>> start
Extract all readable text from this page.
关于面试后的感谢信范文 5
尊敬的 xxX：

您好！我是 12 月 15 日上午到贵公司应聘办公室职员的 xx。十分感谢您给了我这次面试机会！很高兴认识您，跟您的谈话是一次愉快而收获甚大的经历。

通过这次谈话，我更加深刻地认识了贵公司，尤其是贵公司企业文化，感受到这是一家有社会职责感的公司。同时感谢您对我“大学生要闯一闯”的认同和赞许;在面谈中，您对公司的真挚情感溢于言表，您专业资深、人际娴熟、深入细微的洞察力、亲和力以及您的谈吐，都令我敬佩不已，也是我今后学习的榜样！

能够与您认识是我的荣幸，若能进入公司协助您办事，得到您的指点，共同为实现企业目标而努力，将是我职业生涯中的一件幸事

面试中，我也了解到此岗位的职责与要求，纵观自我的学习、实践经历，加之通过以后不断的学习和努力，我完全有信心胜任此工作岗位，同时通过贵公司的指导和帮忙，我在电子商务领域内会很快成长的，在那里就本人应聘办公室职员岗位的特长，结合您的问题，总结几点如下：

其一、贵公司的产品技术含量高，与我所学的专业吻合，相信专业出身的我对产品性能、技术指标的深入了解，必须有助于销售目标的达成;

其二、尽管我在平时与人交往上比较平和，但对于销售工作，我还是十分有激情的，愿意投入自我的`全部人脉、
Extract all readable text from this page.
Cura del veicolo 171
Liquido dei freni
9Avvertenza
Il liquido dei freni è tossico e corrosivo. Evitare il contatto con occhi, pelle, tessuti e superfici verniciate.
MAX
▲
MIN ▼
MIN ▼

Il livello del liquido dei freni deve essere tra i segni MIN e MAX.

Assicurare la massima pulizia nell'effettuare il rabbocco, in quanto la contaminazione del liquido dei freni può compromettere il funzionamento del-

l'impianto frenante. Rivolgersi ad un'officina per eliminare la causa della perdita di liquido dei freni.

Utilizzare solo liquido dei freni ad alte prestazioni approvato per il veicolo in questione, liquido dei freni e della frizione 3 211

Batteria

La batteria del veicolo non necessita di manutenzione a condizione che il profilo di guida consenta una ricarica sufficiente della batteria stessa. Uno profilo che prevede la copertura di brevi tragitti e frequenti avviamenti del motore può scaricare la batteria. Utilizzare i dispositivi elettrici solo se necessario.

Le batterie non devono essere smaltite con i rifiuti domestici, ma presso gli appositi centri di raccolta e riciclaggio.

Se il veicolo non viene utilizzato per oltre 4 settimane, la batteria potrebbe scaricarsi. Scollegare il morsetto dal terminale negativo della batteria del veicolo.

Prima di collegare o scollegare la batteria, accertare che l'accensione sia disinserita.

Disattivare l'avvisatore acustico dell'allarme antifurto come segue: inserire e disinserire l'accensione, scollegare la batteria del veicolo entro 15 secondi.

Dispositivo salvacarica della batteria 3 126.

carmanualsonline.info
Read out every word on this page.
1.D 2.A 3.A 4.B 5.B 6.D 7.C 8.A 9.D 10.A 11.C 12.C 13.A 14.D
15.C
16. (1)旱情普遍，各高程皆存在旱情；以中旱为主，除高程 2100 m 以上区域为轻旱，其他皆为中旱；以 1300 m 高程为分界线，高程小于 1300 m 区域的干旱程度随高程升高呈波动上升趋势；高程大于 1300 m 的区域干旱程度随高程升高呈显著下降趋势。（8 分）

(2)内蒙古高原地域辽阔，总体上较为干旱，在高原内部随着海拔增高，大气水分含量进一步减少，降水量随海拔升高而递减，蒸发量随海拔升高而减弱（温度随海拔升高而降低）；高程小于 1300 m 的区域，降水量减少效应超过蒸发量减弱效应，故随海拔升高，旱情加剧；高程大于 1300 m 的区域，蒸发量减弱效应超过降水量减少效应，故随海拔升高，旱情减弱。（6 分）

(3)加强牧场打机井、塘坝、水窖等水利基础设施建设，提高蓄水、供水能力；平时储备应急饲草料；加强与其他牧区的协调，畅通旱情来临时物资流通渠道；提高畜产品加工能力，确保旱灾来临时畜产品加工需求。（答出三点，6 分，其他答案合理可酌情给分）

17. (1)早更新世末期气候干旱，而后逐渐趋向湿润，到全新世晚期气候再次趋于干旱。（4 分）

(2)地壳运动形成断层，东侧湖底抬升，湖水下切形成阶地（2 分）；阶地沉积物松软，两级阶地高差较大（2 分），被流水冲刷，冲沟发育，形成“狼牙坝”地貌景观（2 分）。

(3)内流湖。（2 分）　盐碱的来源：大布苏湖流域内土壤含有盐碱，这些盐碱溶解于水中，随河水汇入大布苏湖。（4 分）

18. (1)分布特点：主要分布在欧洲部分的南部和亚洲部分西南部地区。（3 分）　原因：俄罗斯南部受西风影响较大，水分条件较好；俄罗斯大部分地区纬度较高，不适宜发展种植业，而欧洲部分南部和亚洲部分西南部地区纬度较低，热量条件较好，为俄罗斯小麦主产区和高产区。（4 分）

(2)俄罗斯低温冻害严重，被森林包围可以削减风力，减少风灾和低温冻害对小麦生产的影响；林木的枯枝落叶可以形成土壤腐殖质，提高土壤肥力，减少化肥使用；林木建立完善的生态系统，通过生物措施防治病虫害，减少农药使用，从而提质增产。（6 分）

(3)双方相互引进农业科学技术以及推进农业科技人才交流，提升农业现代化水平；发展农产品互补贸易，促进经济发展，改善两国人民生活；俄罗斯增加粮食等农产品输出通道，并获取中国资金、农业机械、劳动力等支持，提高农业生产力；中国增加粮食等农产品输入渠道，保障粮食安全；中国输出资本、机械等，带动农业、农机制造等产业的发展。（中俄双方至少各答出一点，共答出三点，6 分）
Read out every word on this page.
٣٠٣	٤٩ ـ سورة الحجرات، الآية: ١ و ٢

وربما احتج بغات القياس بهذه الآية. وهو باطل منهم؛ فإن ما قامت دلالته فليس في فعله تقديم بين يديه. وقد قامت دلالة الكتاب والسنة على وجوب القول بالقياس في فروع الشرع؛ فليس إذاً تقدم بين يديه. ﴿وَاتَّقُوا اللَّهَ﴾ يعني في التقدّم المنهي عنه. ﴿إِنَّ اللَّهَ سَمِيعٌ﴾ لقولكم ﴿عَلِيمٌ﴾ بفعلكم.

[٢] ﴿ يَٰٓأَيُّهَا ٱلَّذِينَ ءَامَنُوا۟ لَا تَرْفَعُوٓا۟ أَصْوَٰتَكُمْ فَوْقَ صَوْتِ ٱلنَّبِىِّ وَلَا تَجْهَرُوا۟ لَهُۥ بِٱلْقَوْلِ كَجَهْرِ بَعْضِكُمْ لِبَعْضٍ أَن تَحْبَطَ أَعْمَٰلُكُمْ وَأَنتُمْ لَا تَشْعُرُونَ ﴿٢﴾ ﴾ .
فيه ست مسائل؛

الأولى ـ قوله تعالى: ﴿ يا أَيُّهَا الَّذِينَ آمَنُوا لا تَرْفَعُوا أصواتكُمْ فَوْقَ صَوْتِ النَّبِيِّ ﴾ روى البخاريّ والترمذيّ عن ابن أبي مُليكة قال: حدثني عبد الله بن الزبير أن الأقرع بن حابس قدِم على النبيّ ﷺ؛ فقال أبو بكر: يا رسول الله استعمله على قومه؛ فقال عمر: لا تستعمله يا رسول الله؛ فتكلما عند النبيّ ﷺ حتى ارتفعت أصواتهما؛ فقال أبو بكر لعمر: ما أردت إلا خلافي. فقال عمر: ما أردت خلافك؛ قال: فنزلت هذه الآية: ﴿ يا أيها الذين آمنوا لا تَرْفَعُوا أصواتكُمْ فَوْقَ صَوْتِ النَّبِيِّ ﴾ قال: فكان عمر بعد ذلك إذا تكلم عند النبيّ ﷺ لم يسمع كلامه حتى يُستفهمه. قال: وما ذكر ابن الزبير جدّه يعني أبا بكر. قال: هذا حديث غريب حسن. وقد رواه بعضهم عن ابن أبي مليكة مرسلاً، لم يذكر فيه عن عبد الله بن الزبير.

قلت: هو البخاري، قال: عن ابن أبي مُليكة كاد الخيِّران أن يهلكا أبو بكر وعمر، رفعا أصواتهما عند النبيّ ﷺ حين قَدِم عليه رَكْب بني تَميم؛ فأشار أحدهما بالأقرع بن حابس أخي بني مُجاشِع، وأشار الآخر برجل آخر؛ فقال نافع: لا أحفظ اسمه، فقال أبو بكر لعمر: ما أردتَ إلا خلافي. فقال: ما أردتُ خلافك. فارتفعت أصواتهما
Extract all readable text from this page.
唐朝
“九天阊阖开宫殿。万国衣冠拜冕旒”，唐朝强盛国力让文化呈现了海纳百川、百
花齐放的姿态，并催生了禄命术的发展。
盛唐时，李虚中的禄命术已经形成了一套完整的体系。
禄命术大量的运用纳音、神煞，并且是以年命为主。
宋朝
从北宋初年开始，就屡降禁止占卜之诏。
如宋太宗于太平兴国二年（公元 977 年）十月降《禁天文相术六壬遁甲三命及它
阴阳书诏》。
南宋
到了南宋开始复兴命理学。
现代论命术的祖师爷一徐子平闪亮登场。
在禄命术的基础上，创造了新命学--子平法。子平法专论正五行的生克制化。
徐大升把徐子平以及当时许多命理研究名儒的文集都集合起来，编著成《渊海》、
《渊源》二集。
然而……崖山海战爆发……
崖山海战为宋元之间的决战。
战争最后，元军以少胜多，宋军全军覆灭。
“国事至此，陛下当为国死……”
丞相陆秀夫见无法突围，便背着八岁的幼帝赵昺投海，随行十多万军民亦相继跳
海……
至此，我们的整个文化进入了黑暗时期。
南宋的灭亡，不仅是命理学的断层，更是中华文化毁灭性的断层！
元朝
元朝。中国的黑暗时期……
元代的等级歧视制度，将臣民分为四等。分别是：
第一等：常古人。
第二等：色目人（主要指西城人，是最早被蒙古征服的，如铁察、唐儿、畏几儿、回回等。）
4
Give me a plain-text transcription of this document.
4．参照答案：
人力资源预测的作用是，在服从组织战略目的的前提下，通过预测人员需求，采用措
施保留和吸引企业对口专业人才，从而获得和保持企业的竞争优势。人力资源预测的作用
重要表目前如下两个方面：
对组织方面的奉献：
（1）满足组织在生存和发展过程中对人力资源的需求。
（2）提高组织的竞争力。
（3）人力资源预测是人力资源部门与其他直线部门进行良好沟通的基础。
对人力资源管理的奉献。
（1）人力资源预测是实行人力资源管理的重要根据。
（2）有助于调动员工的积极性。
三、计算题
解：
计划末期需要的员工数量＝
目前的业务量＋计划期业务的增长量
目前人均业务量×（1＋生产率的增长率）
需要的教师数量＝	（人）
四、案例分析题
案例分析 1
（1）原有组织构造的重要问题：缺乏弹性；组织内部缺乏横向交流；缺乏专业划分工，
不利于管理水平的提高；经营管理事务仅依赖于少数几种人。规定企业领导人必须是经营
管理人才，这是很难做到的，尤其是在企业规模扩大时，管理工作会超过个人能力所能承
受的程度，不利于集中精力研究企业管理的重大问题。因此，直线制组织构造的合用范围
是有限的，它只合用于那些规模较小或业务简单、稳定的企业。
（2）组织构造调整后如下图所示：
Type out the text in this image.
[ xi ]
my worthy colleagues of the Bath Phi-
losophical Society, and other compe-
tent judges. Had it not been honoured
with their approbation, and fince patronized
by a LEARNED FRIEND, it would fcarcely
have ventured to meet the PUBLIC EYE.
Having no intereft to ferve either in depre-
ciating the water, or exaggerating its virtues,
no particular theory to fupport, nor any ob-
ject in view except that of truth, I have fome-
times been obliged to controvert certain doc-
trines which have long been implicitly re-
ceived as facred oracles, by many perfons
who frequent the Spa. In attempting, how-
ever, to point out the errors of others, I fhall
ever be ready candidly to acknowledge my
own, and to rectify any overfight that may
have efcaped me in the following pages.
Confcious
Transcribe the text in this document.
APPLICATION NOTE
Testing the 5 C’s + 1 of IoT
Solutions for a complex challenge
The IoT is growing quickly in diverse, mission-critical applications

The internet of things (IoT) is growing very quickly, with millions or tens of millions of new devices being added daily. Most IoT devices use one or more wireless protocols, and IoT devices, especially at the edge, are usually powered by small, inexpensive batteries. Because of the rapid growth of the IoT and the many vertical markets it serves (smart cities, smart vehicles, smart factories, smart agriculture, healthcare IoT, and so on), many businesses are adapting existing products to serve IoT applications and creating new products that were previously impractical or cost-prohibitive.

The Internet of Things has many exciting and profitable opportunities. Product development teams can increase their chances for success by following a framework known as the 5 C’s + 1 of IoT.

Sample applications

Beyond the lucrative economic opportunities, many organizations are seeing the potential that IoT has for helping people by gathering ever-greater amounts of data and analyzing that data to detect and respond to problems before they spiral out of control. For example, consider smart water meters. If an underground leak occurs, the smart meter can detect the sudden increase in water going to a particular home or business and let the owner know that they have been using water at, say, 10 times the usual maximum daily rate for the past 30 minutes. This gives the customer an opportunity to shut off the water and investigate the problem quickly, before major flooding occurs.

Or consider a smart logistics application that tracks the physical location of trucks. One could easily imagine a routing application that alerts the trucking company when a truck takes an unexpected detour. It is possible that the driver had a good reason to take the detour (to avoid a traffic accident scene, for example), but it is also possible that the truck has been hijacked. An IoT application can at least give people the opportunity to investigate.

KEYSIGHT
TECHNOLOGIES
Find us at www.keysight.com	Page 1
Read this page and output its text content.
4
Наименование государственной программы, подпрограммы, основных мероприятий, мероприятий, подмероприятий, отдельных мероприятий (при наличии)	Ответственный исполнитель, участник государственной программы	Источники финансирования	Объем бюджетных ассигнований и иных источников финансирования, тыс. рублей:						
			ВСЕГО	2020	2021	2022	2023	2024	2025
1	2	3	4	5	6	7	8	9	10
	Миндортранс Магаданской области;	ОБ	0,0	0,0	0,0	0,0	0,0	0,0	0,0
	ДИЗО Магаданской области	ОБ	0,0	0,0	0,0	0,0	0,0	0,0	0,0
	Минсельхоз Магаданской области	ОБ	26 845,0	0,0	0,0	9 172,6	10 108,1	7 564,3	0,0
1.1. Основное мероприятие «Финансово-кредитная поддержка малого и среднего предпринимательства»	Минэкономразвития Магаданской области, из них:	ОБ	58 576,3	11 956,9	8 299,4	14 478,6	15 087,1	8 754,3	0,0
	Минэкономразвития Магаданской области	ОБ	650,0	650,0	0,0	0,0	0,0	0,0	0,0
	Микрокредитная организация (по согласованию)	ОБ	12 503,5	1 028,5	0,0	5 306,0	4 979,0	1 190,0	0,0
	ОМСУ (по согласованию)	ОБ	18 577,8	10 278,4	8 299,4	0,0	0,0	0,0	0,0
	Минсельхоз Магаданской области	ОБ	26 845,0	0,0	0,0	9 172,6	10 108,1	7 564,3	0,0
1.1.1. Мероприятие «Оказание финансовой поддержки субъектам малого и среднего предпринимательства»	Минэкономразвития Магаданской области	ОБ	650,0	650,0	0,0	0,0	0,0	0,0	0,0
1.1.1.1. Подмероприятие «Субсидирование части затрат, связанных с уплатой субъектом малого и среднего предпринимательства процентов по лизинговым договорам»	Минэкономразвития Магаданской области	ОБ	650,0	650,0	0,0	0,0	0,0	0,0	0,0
>> end
■ Task instructions ■
From the listing above, return each line with the word "ليكة".

■ Task result ■
الأولى ـ قوله تعالى: ﴿ يا أَيُّهَا الَّذِينَ آمَنُوا لا تَرْفَعُوا أصواتكُمْ فَوْقَ صَوْتِ النَّبِيِّ ﴾ روى البخاريّ والترمذيّ عن ابن أبي مُليكة قال: حدثني عبد الله بن الزبير أن الأقرع بن حابس قدِم على النبيّ ﷺ؛ فقال أبو بكر: يا رسول الله استعمله على قومه؛ فقال عمر: لا تستعمله يا رسول الله؛ فتكلما عند النبيّ ﷺ حتى ارتفعت أصواتهما؛ فقال أبو بكر لعمر: ما أردت إلا خلافي. فقال عمر: ما أردت خلافك؛ قال: فنزلت هذه الآية: ﴿ يا أيها الذين آمنوا لا تَرْفَعُوا أصواتكُمْ فَوْقَ صَوْتِ النَّبِيِّ ﴾ قال: فكان عمر بعد ذلك إذا تكلم عند النبيّ ﷺ لم يسمع كلامه حتى يُستفهمه. قال: وما ذكر ابن الزبير جدّه يعني أبا بكر. قال: هذا حديث غريب حسن. وقد رواه بعضهم عن ابن أبي مليكة مرسلاً، لم يذكر فيه عن عبد الله بن الزبير.
قلت: هو البخاري، قال: عن ابن أبي مُليكة كاد الخيِّران أن يهلكا أبو بكر وعمر، رفعا أصواتهما عند النبيّ ﷺ حين قَدِم عليه رَكْب بني تَميم؛ فأشار أحدهما بالأقرع بن حابس أخي بني مُجاشِع، وأشار الآخر برجل آخر؛ فقال نافع: لا أحفظ اسمه، فقال أبو بكر لعمر: ما أردتَ إلا خلافي. فقال: ما أردتُ خلافك. فارتفعت أصواتهما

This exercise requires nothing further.